→ 抜粋:

ハワイ・ホットスポット火山の形成と進化についての研究

 太平洋プレート中に独立して存在し,過去 >7000万年という長期間にわたって火山活動が続くハワイホットスポットは,マントルプルームの研究に最も適した場所の一つです.ハワイホットスポットの火山活動の全体像を知るためには,火山体の大部分を構成する海底溶岩の情報を含めた解析が不可欠ですが,採取が困難なことから海底溶岩についてのデータは十分に得られていませんでした.そこで,本研究室では,1999-2007年にJAMSTEC(海洋研究開発機構)やハワイ大のクルーズで採取された海底溶岩を対象として(図1),ハワイ火山の活動史,ハワイプルームの地球化学的構造を明らかにするために, K-Ar年代測定や同位体組成分析をおこなっています.

 

(図1.ハワイ火山列と海底地形図,試料の採取場所)

 ハワイ火山の活動史やプルームの地球化学的構造を明らかにする上では,信頼性の高い時間軸情報が不可欠です.ハワイ火山列では,北西に位置する火山ほど火山体の年代が古いことがわかっていますが,海底溶岩については採取の困難さに加え,海水による試料の変質,斑晶や急冷ガラス等に保持されたマントル由来の過剰40Arなどが問題となり,信頼性の高い年代データが得られていませんでした.そこで,コオラウ火山マカプセクションの溶岩を用いてK-Ar法を適用できる試料の変質程度について評価し,ガラス部分等を除いた新鮮な石基部分のみ,また従来よりも細かい試料サイズを分析に用いるなど前処理を改良して海底溶岩のK-Ar年代測定を進めています.

→ 表示データ:
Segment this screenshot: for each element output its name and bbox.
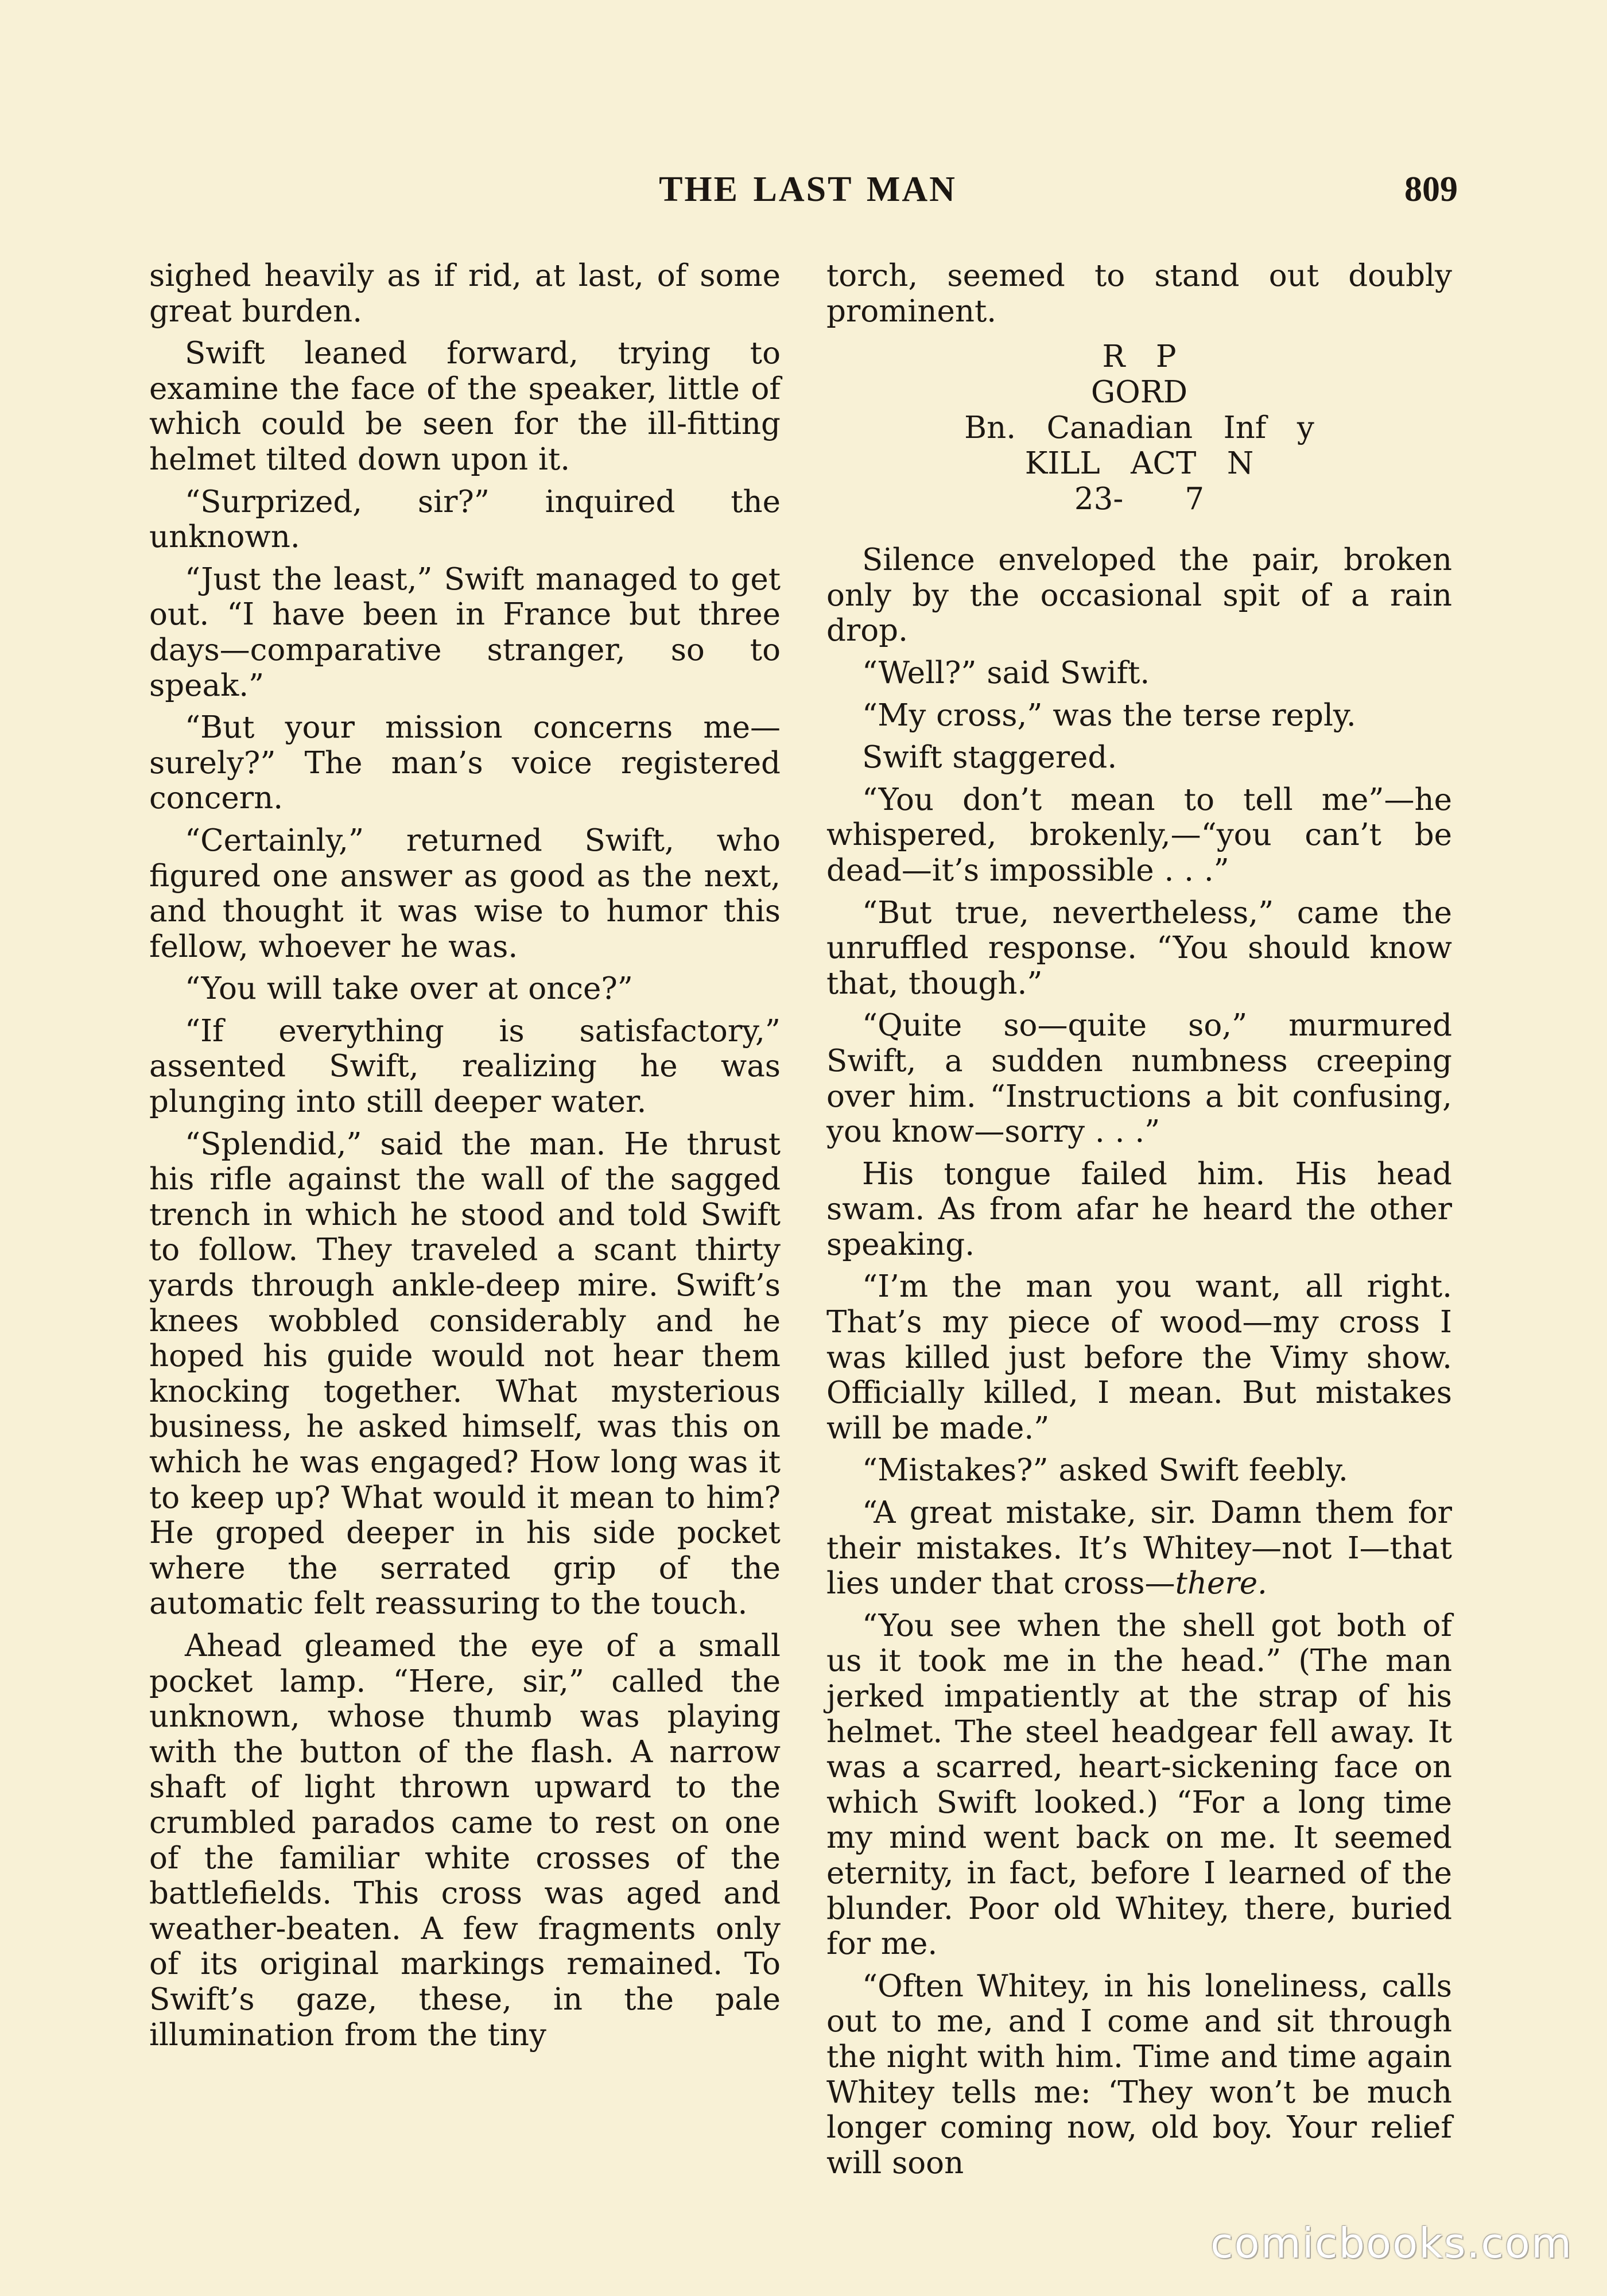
cross-inscription (826, 339, 1452, 517)
right-column (826, 258, 1452, 2188)
paragraph-text: “A great mistake, sir. Damn them for their mistakes. It’s Whitey—not I—that lies under that cross— (826, 1495, 1452, 1601)
paragraph: “Certainly,” returned Swift, who figured one answer as good as the next, and thought it was wise to humor this fellow, whoever he was. (149, 823, 781, 964)
paragraph: “Splendid,” said the man. He thrust his rifle against the wall of the sagged trench in which he stood and told Swift to follow. They traveled a scant thirty yards through ankle-deep mire. Swift’s knees wobbled considerably and he hoped his guide would not hear them knocking together. What mysterious business, he asked himself, was this on which he was engaged? How long was it to keep up? What would it mean to him? He groped deeper in his side pocket where the serrated grip of the automatic felt reassuring to the touch. (149, 1126, 781, 1622)
paragraph: “You see when the shell got both of us it took me in the head.” (The man jerked impatiently at the strap of his helmet. The steel headgear fell away. It was a scarred, heart-sickening face on which Swift looked.) “For a long time my mind went back on me. It seemed eternity, in fact, before I learned of the blunder. Poor old Whitey, there, buried for me. (826, 1608, 1452, 1962)
paragraph: “You don’t mean to tell me”—he whispered, brokenly,—“you can’t be dead—it’s impossible . . .” (826, 782, 1452, 888)
paragraph: torch, seemed to stand out doubly prominent. (826, 258, 1452, 329)
watermark: comicbooks.com (1210, 2219, 1573, 2267)
inscription-line: 23- 7 (1074, 482, 1205, 517)
paragraph: His tongue failed him. His head swam. As from afar he heard the other speaking. (826, 1156, 1452, 1262)
paragraph: Silence enveloped the pair, broken only by the occasional spit of a rain drop. (826, 542, 1452, 649)
paragraph: “Well?” said Swift. (862, 655, 1150, 691)
paragraph: sighed heavily as if rid, at last, of some great burden. (149, 258, 781, 329)
paragraph: Swift staggered. (862, 740, 1117, 775)
page-number: 809 (1404, 170, 1458, 209)
paragraph: “Quite so—quite so,” murmured Swift, a sudden numbness creeping over him. “Instructions a bit confusing, you know—sorry . . .” (826, 1008, 1452, 1150)
emphasis-word: there. (1175, 1566, 1267, 1601)
paragraph: “Surprized, sir?” inquired the unknown. (149, 484, 781, 555)
page-header (158, 169, 1458, 221)
paragraph: “Often Whitey, in his loneliness, calls out to me, and I come and sit through the night with him. Time and time again Whitey tells me: ‘They won’t be much longer coming now, old boy. Your relief will soon (826, 1968, 1452, 2181)
running-title: THE LAST MAN (659, 170, 957, 209)
inscription-line: Bn. Canadian Inf y (964, 410, 1314, 446)
inscription-line: GORD (1090, 375, 1188, 410)
paragraph (826, 1495, 1452, 1601)
paragraph: “I’m the man you want, all right. That’s my piece of wood—my cross I was killed just before the Vimy show. Officially killed, I mean. But mistakes will be made.” (826, 1269, 1452, 1446)
left-column (149, 258, 781, 2060)
paragraph: Ahead gleamed the eye of a small pocket lamp. “Here, sir,” called the unknown, whose thumb was playing with the button of the flash. A narrow shaft of light thrown upward to the crumbled parados came to rest on one of the familiar white crosses of the battlefields. This cross was aged and weather-beaten. A few fragments only of its original markings remained. To Swift’s gaze, these, in the pale illumination from the tiny (149, 1628, 781, 2053)
paragraph: “But true, nevertheless,” came the unruffled response. “You should know that, though.” (826, 895, 1452, 1001)
inscription-line: KILL ACT N (1024, 446, 1254, 482)
paragraph: “My cross,” was the terse reply. (862, 697, 1356, 733)
inscription-line: R P (1102, 339, 1177, 375)
paragraph: “But your mission concerns me—surely?” The man’s voice registered concern. (149, 710, 781, 816)
paragraph: “Just the least,” Swift managed to get out. “I have been in France but three days—comparative stranger, so to speak.” (149, 561, 781, 703)
paragraph: “You will take over at once?” (185, 971, 633, 1007)
paragraph: Swift leaned forward, trying to examine the face of the speaker, little of which could be seen for the ill-fitting helmet tilted down upon it. (149, 336, 781, 477)
paragraph: “If everything is satisfactory,” assented Swift, realizing he was plunging into still deeper water. (149, 1013, 781, 1120)
paragraph: “Mistakes?” asked Swift feebly. (862, 1453, 1348, 1488)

→ 実施する課題:
**1.** 抜粋によると、本研究室が分析対象とする海底溶岩は、何年から何年にかけて採取されたものか。
**2.** 抜粋のうち、「ハワイ・ホットスポット火山の形成と進化についての研究」から「(図1.ハワイ火山列と海底地形図,試料の採取場所)」までを、両端を含めて一字一句違えずに出力せよ。
記録は抜粋とは別個の資料である。

→ 解答一覧:
**1.** 1999年から2007年にかけて採取されたものである。

**2.**
ハワイ・ホットスポット火山の形成と進化についての研究

 太平洋プレート中に独立して存在し,過去 >7000万年という長期間にわたって火山活動が続くハワイホットスポットは,マントルプルームの研究に最も適した場所の一つです.ハワイホットスポットの火山活動の全体像を知るためには,火山体の大部分を構成する海底溶岩の情報を含めた解析が不可欠ですが,採取が困難なことから海底溶岩についてのデータは十分に得られていませんでした.そこで,本研究室では,1999-2007年にJAMSTEC(海洋研究開発機構)やハワイ大のクルーズで採取された海底溶岩を対象として(図1),ハワイ火山の活動史,ハワイプルームの地球化学的構造を明らかにするために, K-Ar年代測定や同位体組成分析をおこなっています.

 

(図1.ハワイ火山列と海底地形図,試料の採取場所)